_WRITTEN PROBLEM_: Count how many lines in the material below hold the word "formación"; the reply is that number alone.

## Begin RECORDS

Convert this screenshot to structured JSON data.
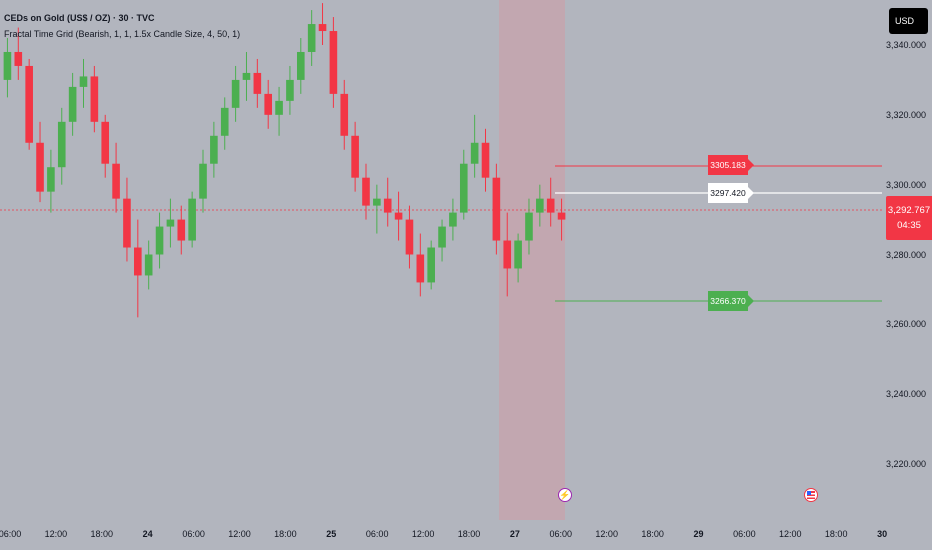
{
  "legend": {
    "title": "CEDs on Gold (US$ / OZ) · 30 · TVC",
    "indicator": "Fractal Time Grid (Bearish, 1, 1, 1.5x Candle Size, 4, 50, 1)"
  },
  "currency_label": "USD",
  "price_axis": {
    "ticks": [
      "3,340.000",
      "3,320.000",
      "3,300.000",
      "3,280.000",
      "3,260.000",
      "3,240.000",
      "3,220.000"
    ],
    "tick_values": [
      3340,
      3320,
      3300,
      3280,
      3260,
      3240,
      3220
    ]
  },
  "current_price": {
    "value": "3,292.767",
    "countdown": "04:35"
  },
  "levels": {
    "upper": {
      "label": "3305.183",
      "value": 3305.183
    },
    "mid": {
      "label": "3297.420",
      "value": 3297.42
    },
    "lower": {
      "label": "3266.370",
      "value": 3266.37
    }
  },
  "time_axis": {
    "labels": [
      {
        "text": "06:00",
        "bold": false
      },
      {
        "text": "12:00",
        "bold": false
      },
      {
        "text": "18:00",
        "bold": false
      },
      {
        "text": "24",
        "bold": true
      },
      {
        "text": "06:00",
        "bold": false
      },
      {
        "text": "12:00",
        "bold": false
      },
      {
        "text": "18:00",
        "bold": false
      },
      {
        "text": "25",
        "bold": true
      },
      {
        "text": "06:00",
        "bold": false
      },
      {
        "text": "12:00",
        "bold": false
      },
      {
        "text": "18:00",
        "bold": false
      },
      {
        "text": "27",
        "bold": true
      },
      {
        "text": "06:00",
        "bold": false
      },
      {
        "text": "12:00",
        "bold": false
      },
      {
        "text": "18:00",
        "bold": false
      },
      {
        "text": "29",
        "bold": true
      },
      {
        "text": "06:00",
        "bold": false
      },
      {
        "text": "12:00",
        "bold": false
      },
      {
        "text": "18:00",
        "bold": false
      },
      {
        "text": "30",
        "bold": true
      }
    ]
  },
  "colors": {
    "background": "#b2b5be",
    "up_candle": "#4caf50",
    "down_candle": "#f23645",
    "highlight_zone": "#c7a3ab",
    "event_flash": "#9c27b0"
  },
  "icons": [
    "flash-icon",
    "us-flag-icon"
  ],
  "chart_data": {
    "type": "candlestick",
    "symbol": "CEDs on Gold (US$ / OZ)",
    "interval": "30",
    "ylim": [
      3210,
      3352
    ],
    "ohlc_approx": [
      [
        3330,
        3342,
        3325,
        3338
      ],
      [
        3338,
        3345,
        3330,
        3334
      ],
      [
        3334,
        3336,
        3310,
        3312
      ],
      [
        3312,
        3318,
        3295,
        3298
      ],
      [
        3298,
        3310,
        3292,
        3305
      ],
      [
        3305,
        3322,
        3300,
        3318
      ],
      [
        3318,
        3332,
        3314,
        3328
      ],
      [
        3328,
        3336,
        3322,
        3331
      ],
      [
        3331,
        3334,
        3315,
        3318
      ],
      [
        3318,
        3320,
        3302,
        3306
      ],
      [
        3306,
        3312,
        3292,
        3296
      ],
      [
        3296,
        3302,
        3278,
        3282
      ],
      [
        3282,
        3290,
        3262,
        3274
      ],
      [
        3274,
        3284,
        3270,
        3280
      ],
      [
        3280,
        3292,
        3276,
        3288
      ],
      [
        3288,
        3296,
        3282,
        3290
      ],
      [
        3290,
        3294,
        3280,
        3284
      ],
      [
        3284,
        3298,
        3282,
        3296
      ],
      [
        3296,
        3310,
        3292,
        3306
      ],
      [
        3306,
        3318,
        3302,
        3314
      ],
      [
        3314,
        3325,
        3310,
        3322
      ],
      [
        3322,
        3334,
        3318,
        3330
      ],
      [
        3330,
        3338,
        3324,
        3332
      ],
      [
        3332,
        3336,
        3322,
        3326
      ],
      [
        3326,
        3330,
        3316,
        3320
      ],
      [
        3320,
        3328,
        3314,
        3324
      ],
      [
        3324,
        3334,
        3320,
        3330
      ],
      [
        3330,
        3342,
        3326,
        3338
      ],
      [
        3338,
        3350,
        3334,
        3346
      ],
      [
        3346,
        3352,
        3340,
        3344
      ],
      [
        3344,
        3348,
        3322,
        3326
      ],
      [
        3326,
        3330,
        3310,
        3314
      ],
      [
        3314,
        3318,
        3298,
        3302
      ],
      [
        3302,
        3306,
        3290,
        3294
      ],
      [
        3294,
        3300,
        3286,
        3296
      ],
      [
        3296,
        3302,
        3288,
        3292
      ],
      [
        3292,
        3298,
        3284,
        3290
      ],
      [
        3290,
        3294,
        3276,
        3280
      ],
      [
        3280,
        3286,
        3268,
        3272
      ],
      [
        3272,
        3284,
        3270,
        3282
      ],
      [
        3282,
        3290,
        3278,
        3288
      ],
      [
        3288,
        3296,
        3284,
        3292
      ],
      [
        3292,
        3310,
        3290,
        3306
      ],
      [
        3306,
        3320,
        3302,
        3312
      ],
      [
        3312,
        3316,
        3298,
        3302
      ],
      [
        3302,
        3306,
        3280,
        3284
      ],
      [
        3284,
        3292,
        3268,
        3276
      ],
      [
        3276,
        3286,
        3272,
        3284
      ],
      [
        3284,
        3296,
        3280,
        3292
      ],
      [
        3292,
        3300,
        3288,
        3296
      ],
      [
        3296,
        3302,
        3288,
        3292
      ],
      [
        3292,
        3296,
        3284,
        3290
      ]
    ]
  }
}
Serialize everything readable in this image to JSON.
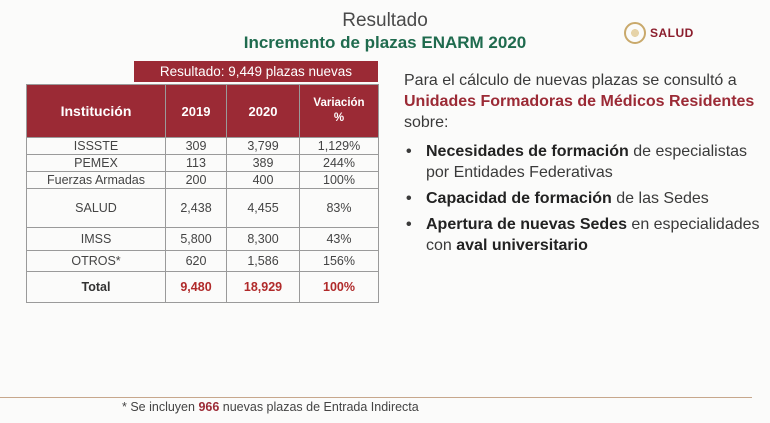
{
  "header": {
    "title": "Resultado",
    "subtitle": "Incremento de plazas ENARM 2020"
  },
  "logo": {
    "name": "SALUD"
  },
  "banner": "Resultado: 9,449 plazas nuevas",
  "table": {
    "headers": {
      "institucion": "Institución",
      "y2019": "2019",
      "y2020": "2020",
      "variacion": "Variación",
      "variacion_unit": "%"
    },
    "rows": [
      {
        "inst": "ISSSTE",
        "y2019": "309",
        "y2020": "3,799",
        "var": "1,129%"
      },
      {
        "inst": "PEMEX",
        "y2019": "113",
        "y2020": "389",
        "var": "244%"
      },
      {
        "inst": "Fuerzas Armadas",
        "y2019": "200",
        "y2020": "400",
        "var": "100%"
      },
      {
        "inst": "SALUD",
        "y2019": "2,438",
        "y2020": "4,455",
        "var": "83%"
      },
      {
        "inst": "IMSS",
        "y2019": "5,800",
        "y2020": "8,300",
        "var": "43%"
      },
      {
        "inst": "OTROS*",
        "y2019": "620",
        "y2020": "1,586",
        "var": "156%"
      }
    ],
    "total": {
      "inst": "Total",
      "y2019": "9,480",
      "y2020": "18,929",
      "var": "100%"
    }
  },
  "text": {
    "intro_a": "Para el cálculo de nuevas plazas se consultó a ",
    "intro_hl": "Unidades Formadoras de Médicos Residentes",
    "intro_b": " sobre:",
    "bullet": "•",
    "items": [
      {
        "bold": "Necesidades de formación",
        "rest": " de especialistas por Entidades Federativas"
      },
      {
        "bold": "Capacidad de formación",
        "rest": " de las Sedes"
      },
      {
        "bold": "Apertura de nuevas Sedes",
        "rest": " en especialidades con ",
        "bold2": "aval universitario"
      }
    ]
  },
  "footnote": {
    "a": "* Se incluyen ",
    "num": "966",
    "b": " nuevas plazas de Entrada Indirecta"
  }
}
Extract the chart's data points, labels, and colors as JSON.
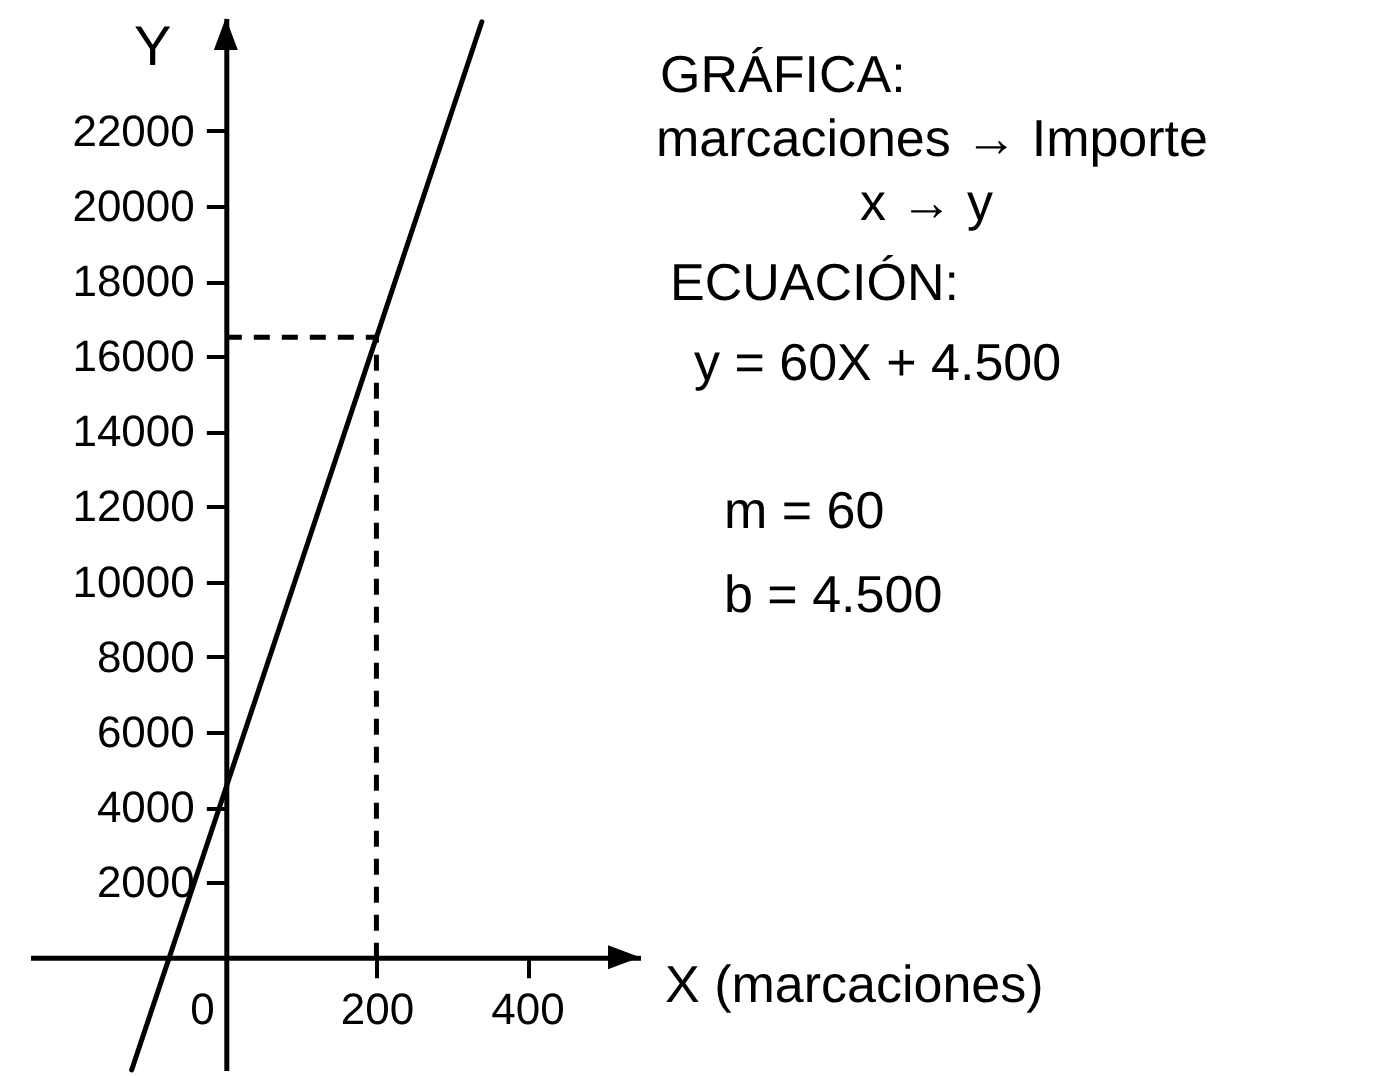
{
  "chart_data": {
    "type": "line",
    "xlabel": "X (marcaciones)",
    "ylabel": "Y",
    "xlim": [
      -260,
      550
    ],
    "ylim": [
      -3000,
      25000
    ],
    "xticks": [
      0,
      200,
      400
    ],
    "yticks": [
      2000,
      4000,
      6000,
      8000,
      10000,
      12000,
      14000,
      16000,
      18000,
      20000,
      22000
    ],
    "series": [
      {
        "color": "#000000",
        "x": [
          -125,
          0,
          200,
          340
        ],
        "values": [
          -3000,
          4500,
          16500,
          24900
        ]
      },
      {
        "color": "#000000",
        "x": [
          0,
          200,
          200
        ],
        "values": [
          16500,
          16500,
          0
        ],
        "line_style": "dashed"
      }
    ],
    "annotations": [
      "GRÁFICA:",
      "marcaciones → Importe",
      "x → y",
      "ECUACIÓN:",
      "y = 60X + 4.500",
      "m = 60",
      "b = 4.500"
    ]
  }
}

## End RECORDS

_THE RESPONSE_: 2